— Begin Records to process —

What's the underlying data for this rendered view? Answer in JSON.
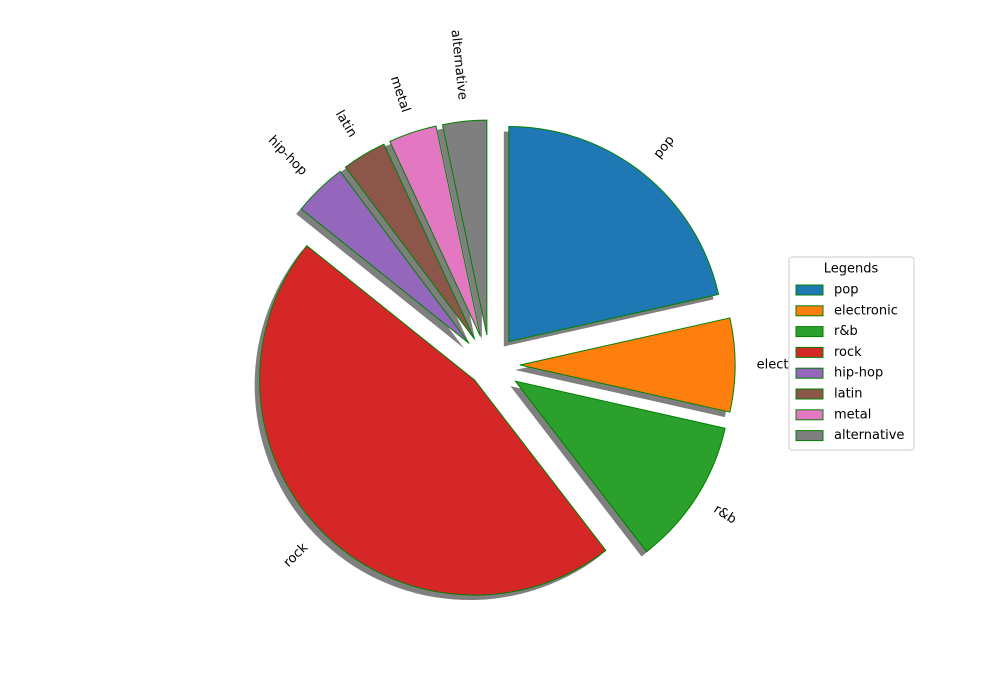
{
  "chart_data": {
    "type": "pie",
    "categories": [
      "pop",
      "electronic",
      "r&b",
      "rock",
      "hip-hop",
      "latin",
      "metal",
      "alternative"
    ],
    "values": [
      21.4,
      7,
      11,
      46,
      4,
      3.3,
      3.6,
      3.3
    ],
    "colors": [
      "#1f77b4",
      "#ff7f0e",
      "#2ca02c",
      "#d62728",
      "#9467bd",
      "#8c564b",
      "#e377c2",
      "#7f7f7f"
    ],
    "edgecolor": "green",
    "shadow": true,
    "startangle": 90,
    "counterclock": false,
    "legend_title": "Legends",
    "legend": "right"
  }
}
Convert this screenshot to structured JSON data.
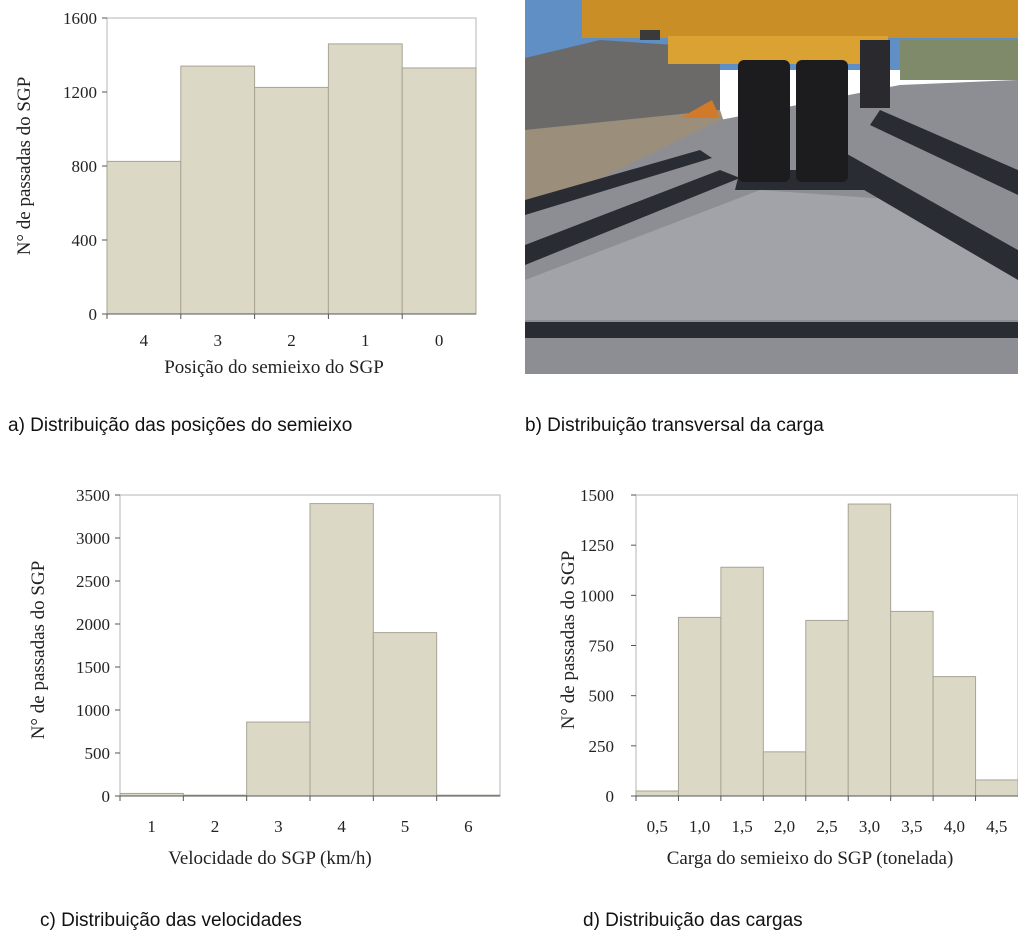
{
  "charts": [
    {
      "id": "a",
      "caption": "a) Distribuição das posições do semieixo",
      "chart_data": {
        "type": "bar",
        "categories": [
          "4",
          "3",
          "2",
          "1",
          "0"
        ],
        "values": [
          825,
          1340,
          1225,
          1460,
          1330
        ],
        "xlabel": "Posição do semieixo do SGP",
        "ylabel": "N° de passadas do SGP",
        "ylim": [
          0,
          1600
        ],
        "yticks": [
          0,
          400,
          800,
          1200,
          1600
        ]
      }
    },
    {
      "id": "c",
      "caption": "c) Distribuição das velocidades",
      "chart_data": {
        "type": "bar",
        "categories": [
          "1",
          "2",
          "3",
          "4",
          "5",
          "6"
        ],
        "values": [
          30,
          10,
          860,
          3400,
          1900,
          10
        ],
        "xlabel": "Velocidade do SGP (km/h)",
        "ylabel": "N° de passadas do SGP",
        "ylim": [
          0,
          3500
        ],
        "yticks": [
          0,
          500,
          1000,
          1500,
          2000,
          2500,
          3000,
          3500
        ]
      }
    },
    {
      "id": "d",
      "caption": "d) Distribuição das cargas",
      "chart_data": {
        "type": "bar",
        "categories": [
          "0,5",
          "1,0",
          "1,5",
          "2,0",
          "2,5",
          "3,0",
          "3,5",
          "4,0",
          "4,5"
        ],
        "values": [
          25,
          890,
          1140,
          220,
          875,
          1455,
          920,
          595,
          80
        ],
        "xlabel": "Carga do semieixo do SGP (tonelada)",
        "ylabel": "N° de passadas do SGP",
        "ylim": [
          0,
          1500
        ],
        "yticks": [
          0,
          250,
          500,
          750,
          1000,
          1250,
          1500
        ]
      }
    }
  ],
  "photo": {
    "caption": "b) Distribuição transversal da carga",
    "colors": {
      "sky": "#5f8fc4",
      "asphalt": "#8c8e93",
      "shadow": "#2a2c33",
      "truck_body": "#d49a2a",
      "gravel": "#6b6a69",
      "tire": "#1c1c1f"
    }
  }
}
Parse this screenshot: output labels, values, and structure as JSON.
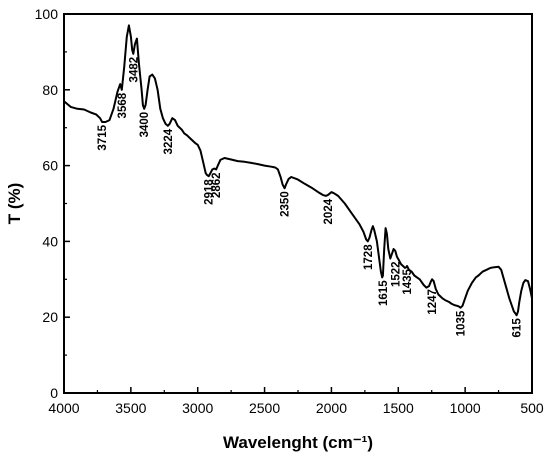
{
  "chart_data": {
    "type": "line",
    "title": "",
    "xlabel": "Wavelenght (cm⁻¹)",
    "ylabel": "T (%)",
    "xlim": [
      4000,
      500
    ],
    "ylim": [
      0,
      100
    ],
    "x_reversed": true,
    "xticks": [
      4000,
      3500,
      3000,
      2500,
      2000,
      1500,
      1000,
      500
    ],
    "yticks": [
      0,
      20,
      40,
      60,
      80,
      100
    ],
    "grid": false,
    "legend": "none",
    "line_color": "#000000",
    "series": [
      {
        "x": [
          4000,
          3950,
          3900,
          3850,
          3800,
          3760,
          3730,
          3715,
          3690,
          3660,
          3630,
          3600,
          3580,
          3568,
          3550,
          3530,
          3515,
          3500,
          3490,
          3482,
          3470,
          3455,
          3440,
          3420,
          3410,
          3400,
          3390,
          3375,
          3360,
          3340,
          3320,
          3300,
          3280,
          3260,
          3240,
          3224,
          3210,
          3190,
          3170,
          3150,
          3120,
          3100,
          3080,
          3050,
          3020,
          3000,
          2980,
          2960,
          2940,
          2930,
          2918,
          2905,
          2890,
          2875,
          2862,
          2850,
          2830,
          2800,
          2750,
          2700,
          2650,
          2600,
          2550,
          2500,
          2450,
          2420,
          2400,
          2380,
          2365,
          2350,
          2340,
          2320,
          2300,
          2250,
          2200,
          2150,
          2100,
          2060,
          2040,
          2024,
          2000,
          1980,
          1950,
          1900,
          1860,
          1820,
          1790,
          1760,
          1740,
          1728,
          1715,
          1700,
          1690,
          1680,
          1660,
          1645,
          1630,
          1620,
          1615,
          1605,
          1595,
          1585,
          1575,
          1560,
          1545,
          1535,
          1522,
          1510,
          1495,
          1480,
          1465,
          1450,
          1440,
          1435,
          1420,
          1400,
          1380,
          1360,
          1340,
          1310,
          1290,
          1270,
          1255,
          1247,
          1235,
          1220,
          1200,
          1185,
          1170,
          1150,
          1120,
          1100,
          1080,
          1060,
          1045,
          1035,
          1020,
          1000,
          980,
          950,
          920,
          900,
          870,
          840,
          810,
          780,
          750,
          730,
          710,
          690,
          670,
          650,
          635,
          620,
          615,
          605,
          595,
          580,
          565,
          550,
          530,
          515,
          500
        ],
        "y": [
          77,
          75.5,
          75,
          74.8,
          74,
          73.5,
          72.5,
          71.5,
          71.5,
          72,
          75,
          79.5,
          81.5,
          80,
          86,
          94,
          97,
          94,
          90.5,
          89.5,
          92,
          93.5,
          87,
          80,
          76,
          75,
          76,
          80,
          83.5,
          84,
          83,
          80,
          75,
          72.5,
          71,
          70.5,
          71,
          72.5,
          72,
          70.5,
          69.5,
          68.5,
          68,
          67,
          66,
          65.5,
          64,
          61,
          58,
          57.5,
          57.2,
          58,
          59,
          59.2,
          59,
          60,
          61.5,
          62,
          61.6,
          61.2,
          61,
          60.7,
          60.4,
          60,
          59.7,
          59.5,
          59,
          57,
          55,
          54,
          55,
          56.5,
          57,
          56.3,
          55.2,
          54.2,
          53,
          52.2,
          52,
          52.3,
          53,
          52.7,
          52,
          50,
          48,
          46,
          44.5,
          42.5,
          40.5,
          40,
          41,
          43,
          44,
          43,
          40,
          36,
          32,
          30.5,
          31,
          38,
          43.5,
          42,
          38,
          35.5,
          37,
          38,
          37.5,
          36,
          35,
          34,
          33.5,
          33,
          33.2,
          33.5,
          32.5,
          32,
          31,
          30.5,
          30,
          28.5,
          27.8,
          28.2,
          29.5,
          30,
          29.5,
          27.5,
          26,
          25.5,
          25,
          24.5,
          24,
          23.5,
          23.2,
          23,
          22.8,
          22.5,
          23,
          25,
          27,
          29,
          30.5,
          31,
          32,
          32.5,
          33,
          33.2,
          33.3,
          32.5,
          30,
          27.5,
          25,
          23,
          21.5,
          20.8,
          20.5,
          21.5,
          24,
          27,
          29,
          29.8,
          29.5,
          27.5,
          25
        ]
      }
    ],
    "annotations": [
      "3715",
      "3568",
      "3482",
      "3400",
      "3224",
      "2918",
      "2862",
      "2350",
      "2024",
      "1728",
      "1615",
      "1522",
      "1435",
      "1247",
      "1035",
      "615"
    ],
    "annotation_x": [
      3715,
      3568,
      3482,
      3400,
      3224,
      2918,
      2862,
      2350,
      2024,
      1728,
      1615,
      1522,
      1435,
      1247,
      1035,
      615
    ],
    "annotation_y": [
      71.5,
      80,
      89.5,
      75,
      70.5,
      57.2,
      59,
      54,
      52,
      40,
      30.5,
      35.5,
      33.5,
      28.2,
      22.5,
      20.5
    ]
  }
}
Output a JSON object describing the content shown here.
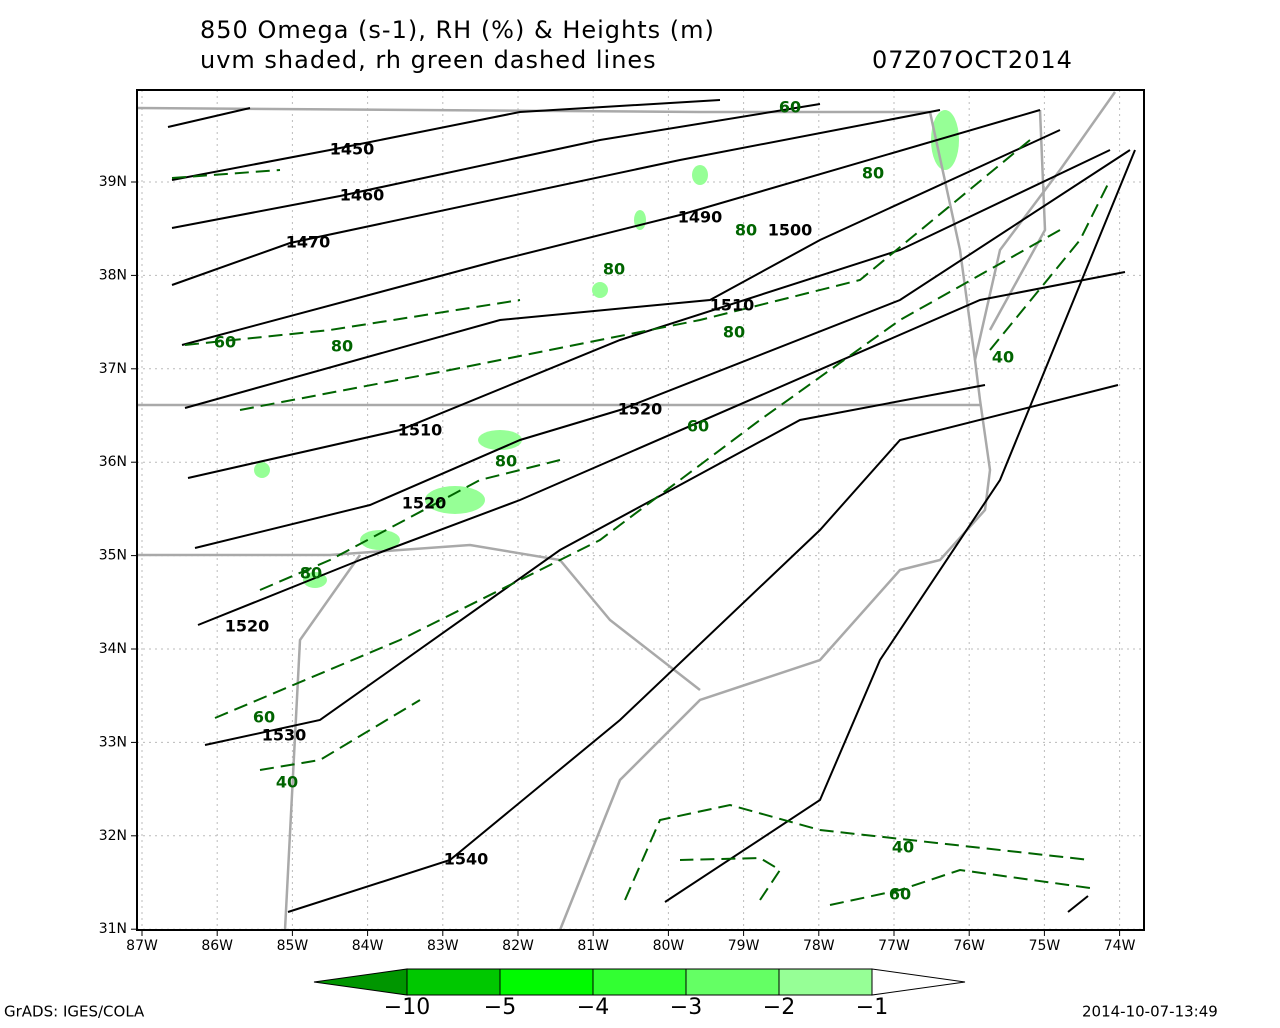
{
  "header": {
    "title_line1": "850 Omega (s-1), RH (%) & Heights (m)",
    "title_line2": "uvm shaded, rh green dashed lines",
    "valid_time": "07Z07OCT2014"
  },
  "map": {
    "lat_labels": [
      "39N",
      "38N",
      "37N",
      "36N",
      "35N",
      "34N",
      "33N",
      "32N",
      "31N"
    ],
    "lon_labels": [
      "87W",
      "86W",
      "85W",
      "84W",
      "83W",
      "82W",
      "81W",
      "80W",
      "79W",
      "78W",
      "77W",
      "76W",
      "75W",
      "74W"
    ],
    "height_labels": [
      "1450",
      "1460",
      "1470",
      "1490",
      "1500",
      "1510",
      "1510",
      "1520",
      "1520",
      "1520",
      "1530",
      "1540"
    ],
    "rh_labels": [
      "60",
      "80",
      "80",
      "80",
      "80",
      "60",
      "80",
      "80",
      "60",
      "80",
      "60",
      "40",
      "40",
      "40",
      "60"
    ],
    "height_color": "#000000",
    "rh_color": "#006400",
    "map_color": "#a9a9a9"
  },
  "colorbar": {
    "labels": [
      "−10",
      "−5",
      "−4",
      "−3",
      "−2",
      "−1"
    ],
    "colors": [
      "#009600",
      "#00c800",
      "#00fa00",
      "#32ff32",
      "#64ff64",
      "#96ff96",
      "#ffffff"
    ]
  },
  "footer": {
    "left": "GrADS: IGES/COLA",
    "right": "2014-10-07-13:49"
  }
}
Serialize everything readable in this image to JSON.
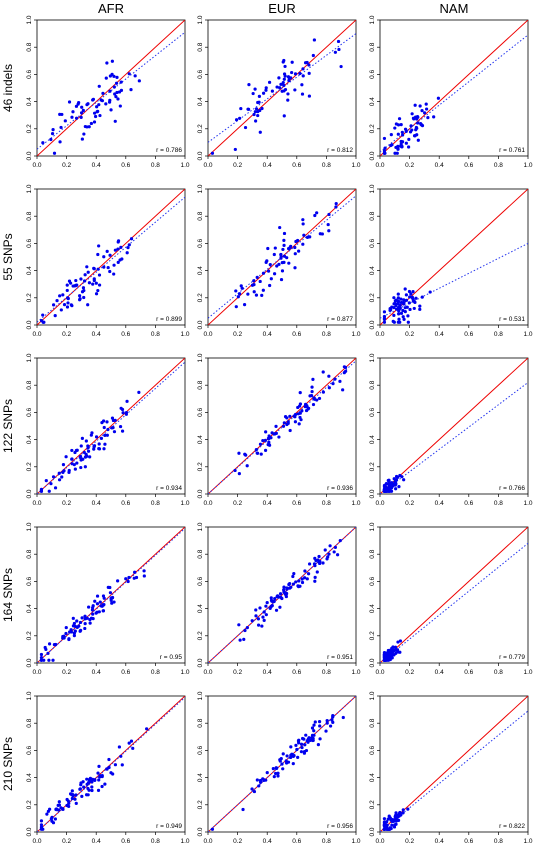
{
  "columns": [
    "AFR",
    "EUR",
    "NAM"
  ],
  "rows": [
    "46 indels",
    "55 SNPs",
    "122 SNPs",
    "164 SNPs",
    "210 SNPs"
  ],
  "colors": {
    "points": "#0000ee",
    "identity_line": "#ee0000",
    "fit_line": "#2233ee",
    "axes": "#000000"
  },
  "chart_data": {
    "type": "scatter",
    "layout": "grid 5 rows x 3 columns",
    "xlim": [
      0,
      1
    ],
    "ylim": [
      0,
      1
    ],
    "ticks": [
      "0.0",
      "0.2",
      "0.4",
      "0.6",
      "0.8",
      "1.0"
    ],
    "reference_line": "y = x (solid red)",
    "fit_line_style": "dotted blue",
    "panels": [
      {
        "row": "46 indels",
        "col": "AFR",
        "r": "r = 0.786",
        "fit": [
          0.05,
          0.86
        ],
        "cx": 0.38,
        "cy": 0.37,
        "spread": 0.15,
        "noise": 0.1,
        "n": 70
      },
      {
        "row": "46 indels",
        "col": "EUR",
        "r": "r = 0.812",
        "fit": [
          0.1,
          0.8
        ],
        "cx": 0.45,
        "cy": 0.46,
        "spread": 0.18,
        "noise": 0.09,
        "n": 70
      },
      {
        "row": "46 indels",
        "col": "NAM",
        "r": "r = 0.761",
        "fit": [
          0.03,
          0.86
        ],
        "cx": 0.18,
        "cy": 0.18,
        "spread": 0.08,
        "noise": 0.07,
        "n": 65
      },
      {
        "row": "55 SNPs",
        "col": "AFR",
        "r": "r = 0.899",
        "fit": [
          0.02,
          0.92
        ],
        "cx": 0.36,
        "cy": 0.36,
        "spread": 0.17,
        "noise": 0.07,
        "n": 75
      },
      {
        "row": "55 SNPs",
        "col": "EUR",
        "r": "r = 0.877",
        "fit": [
          0.05,
          0.9
        ],
        "cx": 0.5,
        "cy": 0.5,
        "spread": 0.17,
        "noise": 0.08,
        "n": 70
      },
      {
        "row": "55 SNPs",
        "col": "NAM",
        "r": "r = 0.531",
        "fit": [
          0.05,
          0.55
        ],
        "cx": 0.14,
        "cy": 0.12,
        "spread": 0.07,
        "noise": 0.06,
        "n": 70
      },
      {
        "row": "122 SNPs",
        "col": "AFR",
        "r": "r = 0.934",
        "fit": [
          0.0,
          0.97
        ],
        "cx": 0.35,
        "cy": 0.34,
        "spread": 0.17,
        "noise": 0.05,
        "n": 80
      },
      {
        "row": "122 SNPs",
        "col": "EUR",
        "r": "r = 0.936",
        "fit": [
          0.0,
          0.98
        ],
        "cx": 0.55,
        "cy": 0.55,
        "spread": 0.18,
        "noise": 0.05,
        "n": 80
      },
      {
        "row": "122 SNPs",
        "col": "NAM",
        "r": "r = 0.766",
        "fit": [
          0.0,
          0.82
        ],
        "cx": 0.06,
        "cy": 0.06,
        "spread": 0.04,
        "noise": 0.03,
        "n": 70
      },
      {
        "row": "164 SNPs",
        "col": "AFR",
        "r": "r = 0.95",
        "fit": [
          0.0,
          0.99
        ],
        "cx": 0.34,
        "cy": 0.34,
        "spread": 0.17,
        "noise": 0.04,
        "n": 85
      },
      {
        "row": "164 SNPs",
        "col": "EUR",
        "r": "r = 0.951",
        "fit": [
          0.0,
          1.0
        ],
        "cx": 0.58,
        "cy": 0.58,
        "spread": 0.18,
        "noise": 0.04,
        "n": 85
      },
      {
        "row": "164 SNPs",
        "col": "NAM",
        "r": "r = 0.779",
        "fit": [
          0.0,
          0.88
        ],
        "cx": 0.05,
        "cy": 0.05,
        "spread": 0.04,
        "noise": 0.025,
        "n": 75
      },
      {
        "row": "210 SNPs",
        "col": "AFR",
        "r": "r = 0.949",
        "fit": [
          0.0,
          0.99
        ],
        "cx": 0.33,
        "cy": 0.33,
        "spread": 0.17,
        "noise": 0.04,
        "n": 85
      },
      {
        "row": "210 SNPs",
        "col": "EUR",
        "r": "r = 0.956",
        "fit": [
          0.0,
          1.0
        ],
        "cx": 0.58,
        "cy": 0.58,
        "spread": 0.18,
        "noise": 0.04,
        "n": 85
      },
      {
        "row": "210 SNPs",
        "col": "NAM",
        "r": "r = 0.822",
        "fit": [
          0.0,
          0.89
        ],
        "cx": 0.06,
        "cy": 0.06,
        "spread": 0.05,
        "noise": 0.03,
        "n": 75
      }
    ]
  }
}
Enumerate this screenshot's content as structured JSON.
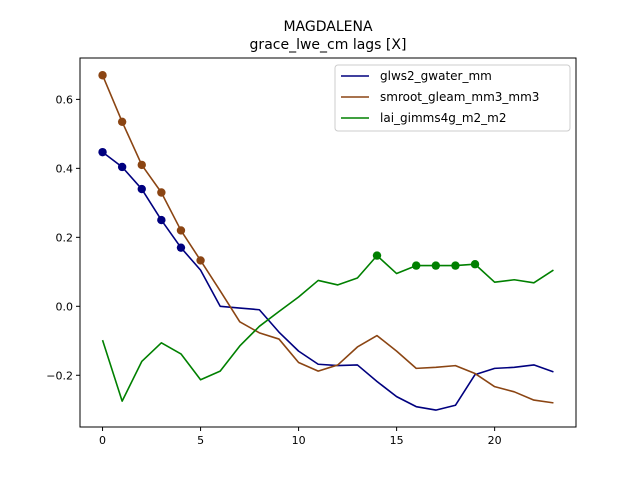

— End Records to process —

Gather each line of the records holding the string "grid".

    "grid": false,
    "layout": "grid 5 rows x 3 columns",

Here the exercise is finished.